■ Problem requirements ■
Reproduce all of the material exactly as shown.

■ Records shown ■
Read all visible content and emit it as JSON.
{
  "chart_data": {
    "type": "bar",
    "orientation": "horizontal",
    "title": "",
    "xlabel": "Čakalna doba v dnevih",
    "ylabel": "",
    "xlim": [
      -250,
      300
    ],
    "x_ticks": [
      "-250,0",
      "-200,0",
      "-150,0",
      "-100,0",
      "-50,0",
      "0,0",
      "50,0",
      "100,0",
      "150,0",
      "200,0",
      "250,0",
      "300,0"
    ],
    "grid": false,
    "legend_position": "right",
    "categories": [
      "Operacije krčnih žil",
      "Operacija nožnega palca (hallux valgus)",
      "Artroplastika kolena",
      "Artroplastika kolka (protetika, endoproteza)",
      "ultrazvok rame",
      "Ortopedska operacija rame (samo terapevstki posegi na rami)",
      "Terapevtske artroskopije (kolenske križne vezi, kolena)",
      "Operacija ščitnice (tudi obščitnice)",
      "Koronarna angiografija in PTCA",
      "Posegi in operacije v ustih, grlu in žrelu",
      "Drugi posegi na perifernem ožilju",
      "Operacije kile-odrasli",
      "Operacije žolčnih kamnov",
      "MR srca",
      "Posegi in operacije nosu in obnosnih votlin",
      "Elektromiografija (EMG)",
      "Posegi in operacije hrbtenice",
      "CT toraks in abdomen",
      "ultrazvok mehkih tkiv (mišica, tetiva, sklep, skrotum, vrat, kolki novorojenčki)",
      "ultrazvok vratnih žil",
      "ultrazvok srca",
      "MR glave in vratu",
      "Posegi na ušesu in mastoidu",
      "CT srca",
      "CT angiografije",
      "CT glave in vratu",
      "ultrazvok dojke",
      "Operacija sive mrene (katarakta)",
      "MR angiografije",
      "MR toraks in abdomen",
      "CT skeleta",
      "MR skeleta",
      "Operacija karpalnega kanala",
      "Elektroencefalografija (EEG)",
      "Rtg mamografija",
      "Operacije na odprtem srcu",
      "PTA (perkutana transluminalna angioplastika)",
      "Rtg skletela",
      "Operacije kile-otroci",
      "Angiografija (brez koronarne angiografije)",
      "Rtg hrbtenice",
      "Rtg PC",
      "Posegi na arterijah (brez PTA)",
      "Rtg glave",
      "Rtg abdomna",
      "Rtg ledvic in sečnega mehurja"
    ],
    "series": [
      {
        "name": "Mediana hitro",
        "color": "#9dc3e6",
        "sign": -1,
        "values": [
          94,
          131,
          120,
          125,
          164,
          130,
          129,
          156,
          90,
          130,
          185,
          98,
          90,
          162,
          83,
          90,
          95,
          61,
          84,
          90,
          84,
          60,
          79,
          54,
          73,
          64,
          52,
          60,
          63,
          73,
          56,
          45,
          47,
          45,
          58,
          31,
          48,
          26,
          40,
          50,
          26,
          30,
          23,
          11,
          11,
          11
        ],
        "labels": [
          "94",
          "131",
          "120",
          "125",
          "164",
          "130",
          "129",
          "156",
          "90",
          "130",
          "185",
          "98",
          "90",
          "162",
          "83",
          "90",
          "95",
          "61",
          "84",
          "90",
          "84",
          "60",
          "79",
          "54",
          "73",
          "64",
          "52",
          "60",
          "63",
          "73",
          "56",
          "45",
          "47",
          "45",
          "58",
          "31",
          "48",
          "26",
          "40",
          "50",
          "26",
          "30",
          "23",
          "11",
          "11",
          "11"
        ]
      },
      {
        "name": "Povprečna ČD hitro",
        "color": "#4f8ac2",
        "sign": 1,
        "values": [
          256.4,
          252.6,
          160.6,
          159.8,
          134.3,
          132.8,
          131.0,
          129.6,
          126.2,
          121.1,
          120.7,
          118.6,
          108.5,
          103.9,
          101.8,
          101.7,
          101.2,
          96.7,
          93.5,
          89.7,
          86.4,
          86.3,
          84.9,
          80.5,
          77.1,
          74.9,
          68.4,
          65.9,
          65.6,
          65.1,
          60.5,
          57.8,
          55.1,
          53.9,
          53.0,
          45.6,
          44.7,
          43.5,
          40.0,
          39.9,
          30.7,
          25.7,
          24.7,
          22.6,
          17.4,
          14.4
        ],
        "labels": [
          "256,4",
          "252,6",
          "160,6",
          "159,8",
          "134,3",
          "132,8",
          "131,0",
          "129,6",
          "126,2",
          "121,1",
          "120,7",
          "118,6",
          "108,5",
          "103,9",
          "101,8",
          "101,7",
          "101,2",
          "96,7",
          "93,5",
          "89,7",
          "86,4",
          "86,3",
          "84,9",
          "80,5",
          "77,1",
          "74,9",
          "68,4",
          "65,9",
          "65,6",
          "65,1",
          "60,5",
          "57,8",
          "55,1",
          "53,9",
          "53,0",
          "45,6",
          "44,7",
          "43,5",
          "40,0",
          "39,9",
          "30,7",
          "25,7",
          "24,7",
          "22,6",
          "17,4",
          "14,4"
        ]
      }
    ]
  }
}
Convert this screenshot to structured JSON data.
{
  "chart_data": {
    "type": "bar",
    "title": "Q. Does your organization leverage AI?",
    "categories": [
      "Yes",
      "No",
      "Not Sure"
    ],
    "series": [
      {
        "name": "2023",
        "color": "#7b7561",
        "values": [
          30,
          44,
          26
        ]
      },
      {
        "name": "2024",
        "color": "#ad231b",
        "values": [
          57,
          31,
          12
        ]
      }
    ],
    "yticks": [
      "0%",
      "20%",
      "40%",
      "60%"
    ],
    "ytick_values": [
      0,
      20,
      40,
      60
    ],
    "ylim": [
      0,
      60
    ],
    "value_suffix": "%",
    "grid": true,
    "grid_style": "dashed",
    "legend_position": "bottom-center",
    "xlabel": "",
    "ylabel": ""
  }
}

■ Correct result ■
Read all visible content and emit it as JSON.
{
  "chart_data": {
    "type": "bar",
    "orientation": "horizontal",
    "title": "",
    "xlabel": "Čakalna doba v dnevih",
    "ylabel": "",
    "xlim": [
      -250,
      300
    ],
    "x_ticks": [
      "-250,0",
      "-200,0",
      "-150,0",
      "-100,0",
      "-50,0",
      "0,0",
      "50,0",
      "100,0",
      "150,0",
      "200,0",
      "250,0",
      "300,0"
    ],
    "grid": false,
    "legend_position": "right",
    "categories": [
      "Operacije krčnih žil",
      "Operacija nožnega palca (hallux valgus)",
      "Artroplastika kolena",
      "Artroplastika kolka (protetika, endoproteza)",
      "ultrazvok rame",
      "Ortopedska operacija rame (samo terapevstki posegi na rami)",
      "Terapevtske artroskopije (kolenske križne vezi, kolena)",
      "Operacija ščitnice (tudi obščitnice)",
      "Koronarna angiografija in PTCA",
      "Posegi in operacije v ustih, grlu in žrelu",
      "Drugi posegi na perifernem ožilju",
      "Operacije kile-odrasli",
      "Operacije žolčnih kamnov",
      "MR srca",
      "Posegi in operacije nosu in obnosnih votlin",
      "Elektromiografija (EMG)",
      "Posegi in operacije hrbtenice",
      "CT toraks in abdomen",
      "ultrazvok mehkih tkiv (mišica, tetiva, sklep, skrotum, vrat, kolki novorojenčki)",
      "ultrazvok vratnih žil",
      "ultrazvok srca",
      "MR glave in vratu",
      "Posegi na ušesu in mastoidu",
      "CT srca",
      "CT angiografije",
      "CT glave in vratu",
      "ultrazvok dojke",
      "Operacija sive mrene (katarakta)",
      "MR angiografije",
      "MR toraks in abdomen",
      "CT skeleta",
      "MR skeleta",
      "Operacija karpalnega kanala",
      "Elektroencefalografija (EEG)",
      "Rtg mamografija",
      "Operacije na odprtem srcu",
      "PTA (perkutana transluminalna angioplastika)",
      "Rtg skletela",
      "Operacije kile-otroci",
      "Angiografija (brez koronarne angiografije)",
      "Rtg hrbtenice",
      "Rtg PC",
      "Posegi na arterijah (brez PTA)",
      "Rtg glave",
      "Rtg abdomna",
      "Rtg ledvic in sečnega mehurja"
    ],
    "series": [
      {
        "name": "Mediana hitro",
        "color": "#9dc3e6",
        "sign": -1,
        "values": [
          94,
          131,
          120,
          125,
          164,
          130,
          129,
          156,
          90,
          130,
          185,
          98,
          90,
          162,
          83,
          90,
          95,
          61,
          84,
          90,
          84,
          60,
          79,
          54,
          73,
          64,
          52,
          60,
          63,
          73,
          56,
          45,
          47,
          45,
          58,
          31,
          48,
          26,
          40,
          50,
          26,
          30,
          23,
          11,
          11,
          11
        ],
        "labels": [
          "94",
          "131",
          "120",
          "125",
          "164",
          "130",
          "129",
          "156",
          "90",
          "130",
          "185",
          "98",
          "90",
          "162",
          "83",
          "90",
          "95",
          "61",
          "84",
          "90",
          "84",
          "60",
          "79",
          "54",
          "73",
          "64",
          "52",
          "60",
          "63",
          "73",
          "56",
          "45",
          "47",
          "45",
          "58",
          "31",
          "48",
          "26",
          "40",
          "50",
          "26",
          "30",
          "23",
          "11",
          "11",
          "11"
        ]
      },
      {
        "name": "Povprečna ČD hitro",
        "color": "#4f8ac2",
        "sign": 1,
        "values": [
          256.4,
          252.6,
          160.6,
          159.8,
          134.3,
          132.8,
          131.0,
          129.6,
          126.2,
          121.1,
          120.7,
          118.6,
          108.5,
          103.9,
          101.8,
          101.7,
          101.2,
          96.7,
          93.5,
          89.7,
          86.4,
          86.3,
          84.9,
          80.5,
          77.1,
          74.9,
          68.4,
          65.9,
          65.6,
          65.1,
          60.5,
          57.8,
          55.1,
          53.9,
          53.0,
          45.6,
          44.7,
          43.5,
          40.0,
          39.9,
          30.7,
          25.7,
          24.7,
          22.6,
          17.4,
          14.4
        ],
        "labels": [
          "256,4",
          "252,6",
          "160,6",
          "159,8",
          "134,3",
          "132,8",
          "131,0",
          "129,6",
          "126,2",
          "121,1",
          "120,7",
          "118,6",
          "108,5",
          "103,9",
          "101,8",
          "101,7",
          "101,2",
          "96,7",
          "93,5",
          "89,7",
          "86,4",
          "86,3",
          "84,9",
          "80,5",
          "77,1",
          "74,9",
          "68,4",
          "65,9",
          "65,6",
          "65,1",
          "60,5",
          "57,8",
          "55,1",
          "53,9",
          "53,0",
          "45,6",
          "44,7",
          "43,5",
          "40,0",
          "39,9",
          "30,7",
          "25,7",
          "24,7",
          "22,6",
          "17,4",
          "14,4"
        ]
      }
    ]
  }
}
Convert this screenshot to structured JSON data.
{
  "chart_data": {
    "type": "bar",
    "title": "Q. Does your organization leverage AI?",
    "categories": [
      "Yes",
      "No",
      "Not Sure"
    ],
    "series": [
      {
        "name": "2023",
        "color": "#7b7561",
        "values": [
          30,
          44,
          26
        ]
      },
      {
        "name": "2024",
        "color": "#ad231b",
        "values": [
          57,
          31,
          12
        ]
      }
    ],
    "yticks": [
      "0%",
      "20%",
      "40%",
      "60%"
    ],
    "ytick_values": [
      0,
      20,
      40,
      60
    ],
    "ylim": [
      0,
      60
    ],
    "value_suffix": "%",
    "grid": true,
    "grid_style": "dashed",
    "legend_position": "bottom-center",
    "xlabel": "",
    "ylabel": ""
  }
}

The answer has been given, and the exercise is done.